What needs to be done = Return the listing below word for word.

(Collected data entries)

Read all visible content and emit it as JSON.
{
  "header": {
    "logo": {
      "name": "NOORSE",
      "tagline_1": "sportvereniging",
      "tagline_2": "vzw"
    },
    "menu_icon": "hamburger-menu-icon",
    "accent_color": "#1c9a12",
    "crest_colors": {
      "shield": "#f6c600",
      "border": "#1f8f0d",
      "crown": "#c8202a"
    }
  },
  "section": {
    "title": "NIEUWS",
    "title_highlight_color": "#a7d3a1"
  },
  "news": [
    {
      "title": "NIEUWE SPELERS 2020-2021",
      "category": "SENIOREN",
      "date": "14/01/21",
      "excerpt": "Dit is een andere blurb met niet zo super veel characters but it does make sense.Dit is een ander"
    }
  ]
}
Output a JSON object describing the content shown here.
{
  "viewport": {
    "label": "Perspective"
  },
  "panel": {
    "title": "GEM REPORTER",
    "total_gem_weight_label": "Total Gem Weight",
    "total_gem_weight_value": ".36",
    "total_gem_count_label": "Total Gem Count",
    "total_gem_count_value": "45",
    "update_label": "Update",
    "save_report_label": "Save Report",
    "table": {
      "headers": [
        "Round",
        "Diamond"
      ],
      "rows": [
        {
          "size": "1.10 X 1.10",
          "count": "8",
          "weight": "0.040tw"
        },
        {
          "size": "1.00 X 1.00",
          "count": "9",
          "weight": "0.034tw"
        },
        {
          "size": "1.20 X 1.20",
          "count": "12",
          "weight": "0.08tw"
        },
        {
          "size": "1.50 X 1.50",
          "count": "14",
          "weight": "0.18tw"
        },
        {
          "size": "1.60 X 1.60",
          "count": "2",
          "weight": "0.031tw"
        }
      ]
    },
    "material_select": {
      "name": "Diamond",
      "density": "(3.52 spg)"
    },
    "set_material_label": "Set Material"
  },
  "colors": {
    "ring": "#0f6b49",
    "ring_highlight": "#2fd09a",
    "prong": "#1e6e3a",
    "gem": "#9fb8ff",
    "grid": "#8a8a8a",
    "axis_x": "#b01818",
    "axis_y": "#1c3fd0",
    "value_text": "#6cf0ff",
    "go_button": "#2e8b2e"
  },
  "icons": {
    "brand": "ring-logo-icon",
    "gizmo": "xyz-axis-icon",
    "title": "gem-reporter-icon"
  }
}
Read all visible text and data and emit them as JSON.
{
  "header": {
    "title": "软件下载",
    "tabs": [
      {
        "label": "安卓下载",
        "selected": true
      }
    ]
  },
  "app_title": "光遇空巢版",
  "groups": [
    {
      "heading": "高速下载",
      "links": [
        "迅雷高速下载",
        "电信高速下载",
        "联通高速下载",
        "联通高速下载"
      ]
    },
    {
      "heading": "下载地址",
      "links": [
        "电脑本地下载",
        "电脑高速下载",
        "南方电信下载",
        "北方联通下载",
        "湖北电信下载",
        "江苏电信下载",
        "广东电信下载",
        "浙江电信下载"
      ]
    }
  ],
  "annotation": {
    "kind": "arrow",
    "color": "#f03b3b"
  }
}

Expected answer =
Read all visible content and emit it as JSON.
{
  "header": {
    "logo": {
      "name": "NOORSE",
      "tagline_1": "sportvereniging",
      "tagline_2": "vzw"
    },
    "menu_icon": "hamburger-menu-icon",
    "accent_color": "#1c9a12",
    "crest_colors": {
      "shield": "#f6c600",
      "border": "#1f8f0d",
      "crown": "#c8202a"
    }
  },
  "section": {
    "title": "NIEUWS",
    "title_highlight_color": "#a7d3a1"
  },
  "news": [
    {
      "title": "NIEUWE SPELERS 2020-2021",
      "category": "SENIOREN",
      "date": "14/01/21",
      "excerpt": "Dit is een andere blurb met niet zo super veel characters but it does make sense.Dit is een ander"
    }
  ]
}
Output a JSON object describing the content shown here.
{
  "viewport": {
    "label": "Perspective"
  },
  "panel": {
    "title": "GEM REPORTER",
    "total_gem_weight_label": "Total Gem Weight",
    "total_gem_weight_value": ".36",
    "total_gem_count_label": "Total Gem Count",
    "total_gem_count_value": "45",
    "update_label": "Update",
    "save_report_label": "Save Report",
    "table": {
      "headers": [
        "Round",
        "Diamond"
      ],
      "rows": [
        {
          "size": "1.10 X 1.10",
          "count": "8",
          "weight": "0.040tw"
        },
        {
          "size": "1.00 X 1.00",
          "count": "9",
          "weight": "0.034tw"
        },
        {
          "size": "1.20 X 1.20",
          "count": "12",
          "weight": "0.08tw"
        },
        {
          "size": "1.50 X 1.50",
          "count": "14",
          "weight": "0.18tw"
        },
        {
          "size": "1.60 X 1.60",
          "count": "2",
          "weight": "0.031tw"
        }
      ]
    },
    "material_select": {
      "name": "Diamond",
      "density": "(3.52 spg)"
    },
    "set_material_label": "Set Material"
  },
  "colors": {
    "ring": "#0f6b49",
    "ring_highlight": "#2fd09a",
    "prong": "#1e6e3a",
    "gem": "#9fb8ff",
    "grid": "#8a8a8a",
    "axis_x": "#b01818",
    "axis_y": "#1c3fd0",
    "value_text": "#6cf0ff",
    "go_button": "#2e8b2e"
  },
  "icons": {
    "brand": "ring-logo-icon",
    "gizmo": "xyz-axis-icon",
    "title": "gem-reporter-icon"
  }
}
Read all visible text and data and emit them as JSON.
{
  "header": {
    "title": "软件下载",
    "tabs": [
      {
        "label": "安卓下载",
        "selected": true
      }
    ]
  },
  "app_title": "光遇空巢版",
  "groups": [
    {
      "heading": "高速下载",
      "links": [
        "迅雷高速下载",
        "电信高速下载",
        "联通高速下载",
        "联通高速下载"
      ]
    },
    {
      "heading": "下载地址",
      "links": [
        "电脑本地下载",
        "电脑高速下载",
        "南方电信下载",
        "北方联通下载",
        "湖北电信下载",
        "江苏电信下载",
        "广东电信下载",
        "浙江电信下载"
      ]
    }
  ],
  "annotation": {
    "kind": "arrow",
    "color": "#f03b3b"
  }
}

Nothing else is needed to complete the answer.